- [The task]: Figure out how many lines of the material below contain the word "люблю". Answer with the number only.

::: Input data :::

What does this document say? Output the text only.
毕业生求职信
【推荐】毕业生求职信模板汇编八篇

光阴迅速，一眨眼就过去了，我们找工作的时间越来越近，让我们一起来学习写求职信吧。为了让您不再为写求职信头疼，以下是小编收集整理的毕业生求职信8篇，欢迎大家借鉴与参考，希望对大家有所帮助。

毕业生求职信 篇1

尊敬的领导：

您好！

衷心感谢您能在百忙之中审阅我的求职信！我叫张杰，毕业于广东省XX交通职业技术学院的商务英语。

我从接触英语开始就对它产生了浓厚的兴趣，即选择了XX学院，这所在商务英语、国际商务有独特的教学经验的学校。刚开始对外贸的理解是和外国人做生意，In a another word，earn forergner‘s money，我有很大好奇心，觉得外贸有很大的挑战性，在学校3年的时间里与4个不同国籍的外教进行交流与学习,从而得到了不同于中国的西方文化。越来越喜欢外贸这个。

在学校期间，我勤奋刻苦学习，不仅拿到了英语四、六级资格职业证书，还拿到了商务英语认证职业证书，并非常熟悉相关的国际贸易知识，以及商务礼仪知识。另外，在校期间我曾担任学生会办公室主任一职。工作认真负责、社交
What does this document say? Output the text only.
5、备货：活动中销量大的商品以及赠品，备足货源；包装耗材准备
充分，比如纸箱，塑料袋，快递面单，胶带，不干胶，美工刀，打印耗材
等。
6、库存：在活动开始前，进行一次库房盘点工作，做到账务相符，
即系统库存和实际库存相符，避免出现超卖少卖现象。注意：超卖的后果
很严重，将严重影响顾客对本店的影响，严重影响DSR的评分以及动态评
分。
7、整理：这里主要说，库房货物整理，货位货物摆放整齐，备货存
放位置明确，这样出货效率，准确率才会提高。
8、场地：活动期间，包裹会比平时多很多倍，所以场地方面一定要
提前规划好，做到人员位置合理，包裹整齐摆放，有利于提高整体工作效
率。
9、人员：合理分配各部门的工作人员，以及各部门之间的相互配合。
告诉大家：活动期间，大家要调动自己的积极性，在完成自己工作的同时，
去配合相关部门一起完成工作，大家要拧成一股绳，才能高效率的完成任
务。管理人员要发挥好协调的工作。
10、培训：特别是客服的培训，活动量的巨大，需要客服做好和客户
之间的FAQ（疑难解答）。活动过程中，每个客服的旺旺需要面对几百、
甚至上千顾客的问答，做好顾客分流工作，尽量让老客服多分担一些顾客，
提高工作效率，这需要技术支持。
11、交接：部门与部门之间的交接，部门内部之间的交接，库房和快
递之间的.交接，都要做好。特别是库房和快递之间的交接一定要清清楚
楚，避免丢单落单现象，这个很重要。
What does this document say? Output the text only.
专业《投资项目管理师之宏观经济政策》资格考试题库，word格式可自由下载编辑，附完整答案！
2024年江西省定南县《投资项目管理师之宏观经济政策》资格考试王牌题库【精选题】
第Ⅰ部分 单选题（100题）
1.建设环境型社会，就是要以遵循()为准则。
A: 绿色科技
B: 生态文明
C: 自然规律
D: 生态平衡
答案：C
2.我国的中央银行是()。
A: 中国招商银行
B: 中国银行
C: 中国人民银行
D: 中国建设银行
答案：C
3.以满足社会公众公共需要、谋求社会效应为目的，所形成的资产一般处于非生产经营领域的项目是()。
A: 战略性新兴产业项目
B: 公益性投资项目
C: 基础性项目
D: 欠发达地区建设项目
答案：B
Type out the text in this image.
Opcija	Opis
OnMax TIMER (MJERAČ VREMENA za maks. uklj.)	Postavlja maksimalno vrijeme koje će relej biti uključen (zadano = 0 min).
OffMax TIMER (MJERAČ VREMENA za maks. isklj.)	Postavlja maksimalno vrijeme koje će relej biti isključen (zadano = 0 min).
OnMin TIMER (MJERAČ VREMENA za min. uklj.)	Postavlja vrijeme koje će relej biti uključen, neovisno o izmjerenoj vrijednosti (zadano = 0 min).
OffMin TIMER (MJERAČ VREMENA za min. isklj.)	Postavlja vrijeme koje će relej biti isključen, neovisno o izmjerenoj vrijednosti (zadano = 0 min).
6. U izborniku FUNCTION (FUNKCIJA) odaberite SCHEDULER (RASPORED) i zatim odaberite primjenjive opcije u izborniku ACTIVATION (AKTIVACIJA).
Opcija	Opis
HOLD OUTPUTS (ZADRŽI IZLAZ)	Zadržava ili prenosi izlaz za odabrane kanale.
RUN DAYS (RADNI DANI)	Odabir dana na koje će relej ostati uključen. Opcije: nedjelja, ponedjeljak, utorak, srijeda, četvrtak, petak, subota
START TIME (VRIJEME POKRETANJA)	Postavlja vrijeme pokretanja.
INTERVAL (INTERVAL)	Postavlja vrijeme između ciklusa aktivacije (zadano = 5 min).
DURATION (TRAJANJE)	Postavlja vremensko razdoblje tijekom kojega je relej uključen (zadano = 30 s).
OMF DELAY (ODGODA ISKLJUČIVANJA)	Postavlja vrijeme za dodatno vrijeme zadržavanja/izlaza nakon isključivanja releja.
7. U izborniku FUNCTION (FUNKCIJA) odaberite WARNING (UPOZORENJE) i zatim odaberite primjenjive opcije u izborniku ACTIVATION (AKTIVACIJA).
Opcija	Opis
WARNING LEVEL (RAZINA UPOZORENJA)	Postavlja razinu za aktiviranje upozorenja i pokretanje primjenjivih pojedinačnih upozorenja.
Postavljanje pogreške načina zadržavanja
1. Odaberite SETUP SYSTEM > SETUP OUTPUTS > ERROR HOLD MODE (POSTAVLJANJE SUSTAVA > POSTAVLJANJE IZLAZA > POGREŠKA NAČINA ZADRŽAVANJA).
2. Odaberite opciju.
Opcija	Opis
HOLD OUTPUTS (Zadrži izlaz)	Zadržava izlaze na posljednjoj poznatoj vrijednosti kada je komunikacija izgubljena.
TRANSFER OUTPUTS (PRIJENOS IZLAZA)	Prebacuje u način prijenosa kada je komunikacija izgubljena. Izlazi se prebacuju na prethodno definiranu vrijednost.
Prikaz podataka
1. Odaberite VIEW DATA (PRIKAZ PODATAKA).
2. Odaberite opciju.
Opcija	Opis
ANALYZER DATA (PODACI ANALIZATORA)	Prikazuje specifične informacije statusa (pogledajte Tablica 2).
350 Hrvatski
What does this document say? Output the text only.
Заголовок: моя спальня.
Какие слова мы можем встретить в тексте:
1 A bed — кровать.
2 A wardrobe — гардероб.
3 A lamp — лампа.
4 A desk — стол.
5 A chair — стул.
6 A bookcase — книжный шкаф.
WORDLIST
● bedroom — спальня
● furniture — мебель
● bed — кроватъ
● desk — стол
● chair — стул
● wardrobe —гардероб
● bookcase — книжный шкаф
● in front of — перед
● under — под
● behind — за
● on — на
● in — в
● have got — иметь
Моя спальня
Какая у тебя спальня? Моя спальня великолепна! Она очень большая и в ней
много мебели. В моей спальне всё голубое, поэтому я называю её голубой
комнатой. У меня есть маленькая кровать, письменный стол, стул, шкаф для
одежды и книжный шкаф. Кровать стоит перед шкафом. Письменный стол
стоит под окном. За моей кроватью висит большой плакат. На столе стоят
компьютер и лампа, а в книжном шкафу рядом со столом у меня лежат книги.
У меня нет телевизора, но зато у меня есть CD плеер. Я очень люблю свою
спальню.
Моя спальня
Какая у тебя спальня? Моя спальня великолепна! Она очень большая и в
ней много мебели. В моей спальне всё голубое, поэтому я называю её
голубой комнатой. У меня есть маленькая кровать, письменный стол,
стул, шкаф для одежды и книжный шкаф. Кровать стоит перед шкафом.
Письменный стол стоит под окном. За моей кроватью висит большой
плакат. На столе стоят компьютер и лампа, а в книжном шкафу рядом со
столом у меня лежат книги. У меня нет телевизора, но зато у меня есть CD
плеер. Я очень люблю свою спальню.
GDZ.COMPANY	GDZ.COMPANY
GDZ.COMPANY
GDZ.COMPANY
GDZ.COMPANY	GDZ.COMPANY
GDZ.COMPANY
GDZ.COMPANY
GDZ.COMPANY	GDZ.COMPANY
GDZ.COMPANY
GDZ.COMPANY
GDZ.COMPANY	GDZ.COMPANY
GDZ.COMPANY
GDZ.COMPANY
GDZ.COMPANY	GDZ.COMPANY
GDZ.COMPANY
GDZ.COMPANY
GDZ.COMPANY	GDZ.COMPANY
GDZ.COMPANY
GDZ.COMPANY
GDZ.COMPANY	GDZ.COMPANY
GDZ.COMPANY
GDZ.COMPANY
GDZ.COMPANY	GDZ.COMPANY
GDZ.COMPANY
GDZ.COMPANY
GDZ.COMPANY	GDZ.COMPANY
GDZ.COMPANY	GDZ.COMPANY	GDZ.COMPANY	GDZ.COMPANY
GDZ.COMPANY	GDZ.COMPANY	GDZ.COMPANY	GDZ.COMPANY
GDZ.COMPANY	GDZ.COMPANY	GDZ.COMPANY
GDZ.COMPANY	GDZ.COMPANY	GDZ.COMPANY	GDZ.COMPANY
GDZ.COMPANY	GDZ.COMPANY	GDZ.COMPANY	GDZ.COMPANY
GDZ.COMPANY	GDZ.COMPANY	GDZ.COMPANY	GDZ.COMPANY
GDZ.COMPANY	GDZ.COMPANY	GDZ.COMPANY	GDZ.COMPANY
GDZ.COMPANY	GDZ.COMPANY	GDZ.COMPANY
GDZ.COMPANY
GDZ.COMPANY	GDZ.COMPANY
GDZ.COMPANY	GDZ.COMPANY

:::

- [Full output]: 2